- [SET TASK]: Copy out the listing in full, exactly as written, but not its pictures.

-- BEGIN MATERIAL PROVIDED --

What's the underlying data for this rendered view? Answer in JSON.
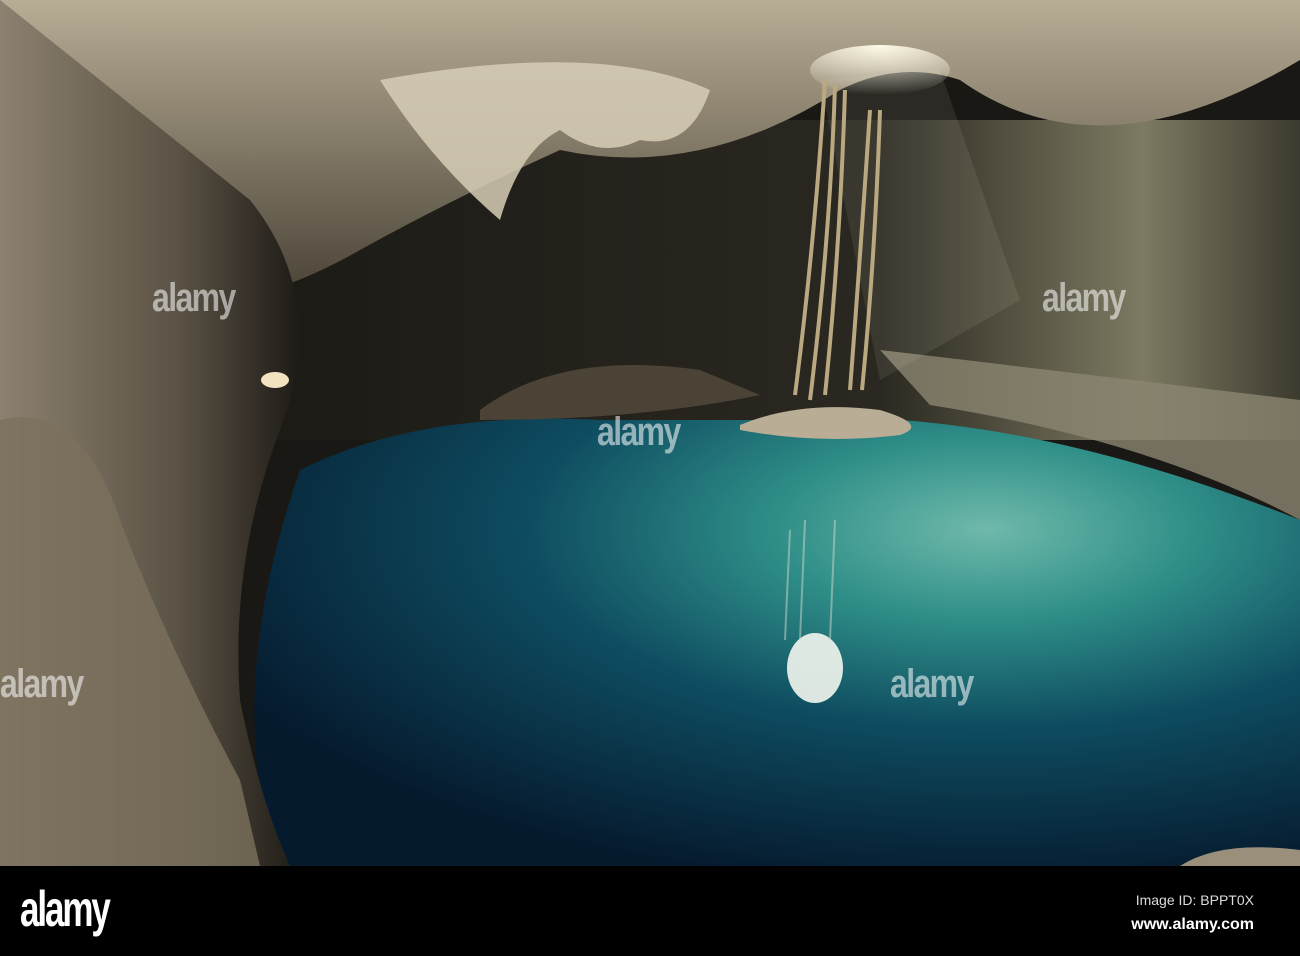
{
  "photo": {
    "subject": "Cenote cave with turquoise water and hanging roots",
    "watermark_text": "alamy",
    "colors": {
      "water_deep": "#0a2740",
      "water_light": "#2f8f88",
      "rock": "#a89a80",
      "shadow": "#15130f"
    }
  },
  "footer": {
    "logo": "alamy",
    "image_id": "Image ID: BPPT0X",
    "url": "www.alamy.com"
  }
}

-- END MATERIAL PROVIDED --

- [SOLUTION TO THE PROBLEM]:
What's the underlying data for this rendered view? Answer in JSON.
{
  "photo": {
    "subject": "Cenote cave with turquoise water and hanging roots",
    "watermark_text": "alamy",
    "colors": {
      "water_deep": "#0a2740",
      "water_light": "#2f8f88",
      "rock": "#a89a80",
      "shadow": "#15130f"
    }
  },
  "footer": {
    "logo": "alamy",
    "image_id": "Image ID: BPPT0X",
    "url": "www.alamy.com"
  }
}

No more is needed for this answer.